* START Raw data *
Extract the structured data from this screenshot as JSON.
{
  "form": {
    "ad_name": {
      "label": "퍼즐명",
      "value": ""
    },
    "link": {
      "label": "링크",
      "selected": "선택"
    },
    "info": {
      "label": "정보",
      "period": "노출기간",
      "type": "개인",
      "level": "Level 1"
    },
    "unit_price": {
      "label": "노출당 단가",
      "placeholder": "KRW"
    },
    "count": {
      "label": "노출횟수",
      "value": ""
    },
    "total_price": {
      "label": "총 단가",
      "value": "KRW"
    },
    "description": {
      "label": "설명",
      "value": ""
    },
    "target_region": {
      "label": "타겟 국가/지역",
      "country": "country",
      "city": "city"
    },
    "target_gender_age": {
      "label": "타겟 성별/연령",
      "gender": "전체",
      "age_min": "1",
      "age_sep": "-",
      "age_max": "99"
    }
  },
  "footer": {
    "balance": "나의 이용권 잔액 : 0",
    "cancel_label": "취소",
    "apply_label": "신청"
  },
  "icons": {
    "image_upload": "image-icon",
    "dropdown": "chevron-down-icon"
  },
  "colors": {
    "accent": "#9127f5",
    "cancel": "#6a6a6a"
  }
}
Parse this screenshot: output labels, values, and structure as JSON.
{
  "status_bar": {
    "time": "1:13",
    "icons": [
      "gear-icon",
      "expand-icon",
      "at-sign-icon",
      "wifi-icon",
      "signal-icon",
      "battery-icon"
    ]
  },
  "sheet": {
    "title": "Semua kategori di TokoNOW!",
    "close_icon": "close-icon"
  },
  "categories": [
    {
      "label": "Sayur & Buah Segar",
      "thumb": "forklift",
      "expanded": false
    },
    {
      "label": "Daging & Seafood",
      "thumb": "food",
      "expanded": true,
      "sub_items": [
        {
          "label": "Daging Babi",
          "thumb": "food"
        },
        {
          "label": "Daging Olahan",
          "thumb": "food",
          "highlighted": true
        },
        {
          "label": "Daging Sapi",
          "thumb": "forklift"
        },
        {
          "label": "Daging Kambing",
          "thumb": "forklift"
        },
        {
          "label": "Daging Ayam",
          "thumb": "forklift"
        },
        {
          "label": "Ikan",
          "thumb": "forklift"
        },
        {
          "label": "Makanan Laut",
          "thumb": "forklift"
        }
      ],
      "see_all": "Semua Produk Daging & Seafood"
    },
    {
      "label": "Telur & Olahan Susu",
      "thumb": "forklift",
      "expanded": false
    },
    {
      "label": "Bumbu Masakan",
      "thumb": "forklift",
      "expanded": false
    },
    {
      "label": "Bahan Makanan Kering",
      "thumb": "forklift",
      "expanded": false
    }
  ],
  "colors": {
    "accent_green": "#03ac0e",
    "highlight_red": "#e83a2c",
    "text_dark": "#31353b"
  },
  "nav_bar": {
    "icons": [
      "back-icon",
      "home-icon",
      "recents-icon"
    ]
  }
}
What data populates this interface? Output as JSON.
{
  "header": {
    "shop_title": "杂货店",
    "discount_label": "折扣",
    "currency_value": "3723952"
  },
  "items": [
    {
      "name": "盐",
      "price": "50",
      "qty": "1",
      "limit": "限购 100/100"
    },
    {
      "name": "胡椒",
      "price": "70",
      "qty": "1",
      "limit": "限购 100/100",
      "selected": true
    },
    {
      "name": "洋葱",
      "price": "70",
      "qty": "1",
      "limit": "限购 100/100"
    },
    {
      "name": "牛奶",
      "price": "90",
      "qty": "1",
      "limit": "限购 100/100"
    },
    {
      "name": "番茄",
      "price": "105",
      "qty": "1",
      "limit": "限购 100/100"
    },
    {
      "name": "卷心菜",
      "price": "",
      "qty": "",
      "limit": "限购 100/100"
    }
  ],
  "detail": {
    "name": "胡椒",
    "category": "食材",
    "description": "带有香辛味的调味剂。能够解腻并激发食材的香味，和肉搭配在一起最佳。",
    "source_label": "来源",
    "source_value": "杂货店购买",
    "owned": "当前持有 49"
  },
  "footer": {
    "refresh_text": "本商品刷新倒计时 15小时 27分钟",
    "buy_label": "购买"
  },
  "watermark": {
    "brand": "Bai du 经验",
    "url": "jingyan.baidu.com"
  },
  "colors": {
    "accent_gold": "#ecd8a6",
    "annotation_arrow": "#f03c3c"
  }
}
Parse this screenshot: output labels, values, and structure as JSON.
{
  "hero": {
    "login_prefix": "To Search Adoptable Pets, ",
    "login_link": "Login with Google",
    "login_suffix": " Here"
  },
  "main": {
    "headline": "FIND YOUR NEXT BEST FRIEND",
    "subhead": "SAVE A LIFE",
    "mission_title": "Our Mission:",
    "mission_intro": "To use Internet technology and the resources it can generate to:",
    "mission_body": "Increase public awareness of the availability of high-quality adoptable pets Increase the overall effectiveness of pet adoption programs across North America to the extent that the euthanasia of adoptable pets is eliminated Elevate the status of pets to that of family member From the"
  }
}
* END Raw data *
[Job]:
Print all of the data exactly as it was given.

[Answer for the task]:
Extract the structured data from this screenshot as JSON.
{
  "form": {
    "ad_name": {
      "label": "퍼즐명",
      "value": ""
    },
    "link": {
      "label": "링크",
      "selected": "선택"
    },
    "info": {
      "label": "정보",
      "period": "노출기간",
      "type": "개인",
      "level": "Level 1"
    },
    "unit_price": {
      "label": "노출당 단가",
      "placeholder": "KRW"
    },
    "count": {
      "label": "노출횟수",
      "value": ""
    },
    "total_price": {
      "label": "총 단가",
      "value": "KRW"
    },
    "description": {
      "label": "설명",
      "value": ""
    },
    "target_region": {
      "label": "타겟 국가/지역",
      "country": "country",
      "city": "city"
    },
    "target_gender_age": {
      "label": "타겟 성별/연령",
      "gender": "전체",
      "age_min": "1",
      "age_sep": "-",
      "age_max": "99"
    }
  },
  "footer": {
    "balance": "나의 이용권 잔액 : 0",
    "cancel_label": "취소",
    "apply_label": "신청"
  },
  "icons": {
    "image_upload": "image-icon",
    "dropdown": "chevron-down-icon"
  },
  "colors": {
    "accent": "#9127f5",
    "cancel": "#6a6a6a"
  }
}
Parse this screenshot: output labels, values, and structure as JSON.
{
  "status_bar": {
    "time": "1:13",
    "icons": [
      "gear-icon",
      "expand-icon",
      "at-sign-icon",
      "wifi-icon",
      "signal-icon",
      "battery-icon"
    ]
  },
  "sheet": {
    "title": "Semua kategori di TokoNOW!",
    "close_icon": "close-icon"
  },
  "categories": [
    {
      "label": "Sayur & Buah Segar",
      "thumb": "forklift",
      "expanded": false
    },
    {
      "label": "Daging & Seafood",
      "thumb": "food",
      "expanded": true,
      "sub_items": [
        {
          "label": "Daging Babi",
          "thumb": "food"
        },
        {
          "label": "Daging Olahan",
          "thumb": "food",
          "highlighted": true
        },
        {
          "label": "Daging Sapi",
          "thumb": "forklift"
        },
        {
          "label": "Daging Kambing",
          "thumb": "forklift"
        },
        {
          "label": "Daging Ayam",
          "thumb": "forklift"
        },
        {
          "label": "Ikan",
          "thumb": "forklift"
        },
        {
          "label": "Makanan Laut",
          "thumb": "forklift"
        }
      ],
      "see_all": "Semua Produk Daging & Seafood"
    },
    {
      "label": "Telur & Olahan Susu",
      "thumb": "forklift",
      "expanded": false
    },
    {
      "label": "Bumbu Masakan",
      "thumb": "forklift",
      "expanded": false
    },
    {
      "label": "Bahan Makanan Kering",
      "thumb": "forklift",
      "expanded": false
    }
  ],
  "colors": {
    "accent_green": "#03ac0e",
    "highlight_red": "#e83a2c",
    "text_dark": "#31353b"
  },
  "nav_bar": {
    "icons": [
      "back-icon",
      "home-icon",
      "recents-icon"
    ]
  }
}
What data populates this interface? Output as JSON.
{
  "header": {
    "shop_title": "杂货店",
    "discount_label": "折扣",
    "currency_value": "3723952"
  },
  "items": [
    {
      "name": "盐",
      "price": "50",
      "qty": "1",
      "limit": "限购 100/100"
    },
    {
      "name": "胡椒",
      "price": "70",
      "qty": "1",
      "limit": "限购 100/100",
      "selected": true
    },
    {
      "name": "洋葱",
      "price": "70",
      "qty": "1",
      "limit": "限购 100/100"
    },
    {
      "name": "牛奶",
      "price": "90",
      "qty": "1",
      "limit": "限购 100/100"
    },
    {
      "name": "番茄",
      "price": "105",
      "qty": "1",
      "limit": "限购 100/100"
    },
    {
      "name": "卷心菜",
      "price": "",
      "qty": "",
      "limit": "限购 100/100"
    }
  ],
  "detail": {
    "name": "胡椒",
    "category": "食材",
    "description": "带有香辛味的调味剂。能够解腻并激发食材的香味，和肉搭配在一起最佳。",
    "source_label": "来源",
    "source_value": "杂货店购买",
    "owned": "当前持有 49"
  },
  "footer": {
    "refresh_text": "本商品刷新倒计时 15小时 27分钟",
    "buy_label": "购买"
  },
  "watermark": {
    "brand": "Bai du 经验",
    "url": "jingyan.baidu.com"
  },
  "colors": {
    "accent_gold": "#ecd8a6",
    "annotation_arrow": "#f03c3c"
  }
}
Parse this screenshot: output labels, values, and structure as JSON.
{
  "hero": {
    "login_prefix": "To Search Adoptable Pets, ",
    "login_link": "Login with Google",
    "login_suffix": " Here"
  },
  "main": {
    "headline": "FIND YOUR NEXT BEST FRIEND",
    "subhead": "SAVE A LIFE",
    "mission_title": "Our Mission:",
    "mission_intro": "To use Internet technology and the resources it can generate to:",
    "mission_body": "Increase public awareness of the availability of high-quality adoptable pets Increase the overall effectiveness of pet adoption programs across North America to the extent that the euthanasia of adoptable pets is eliminated Elevate the status of pets to that of family member From the"
  }
}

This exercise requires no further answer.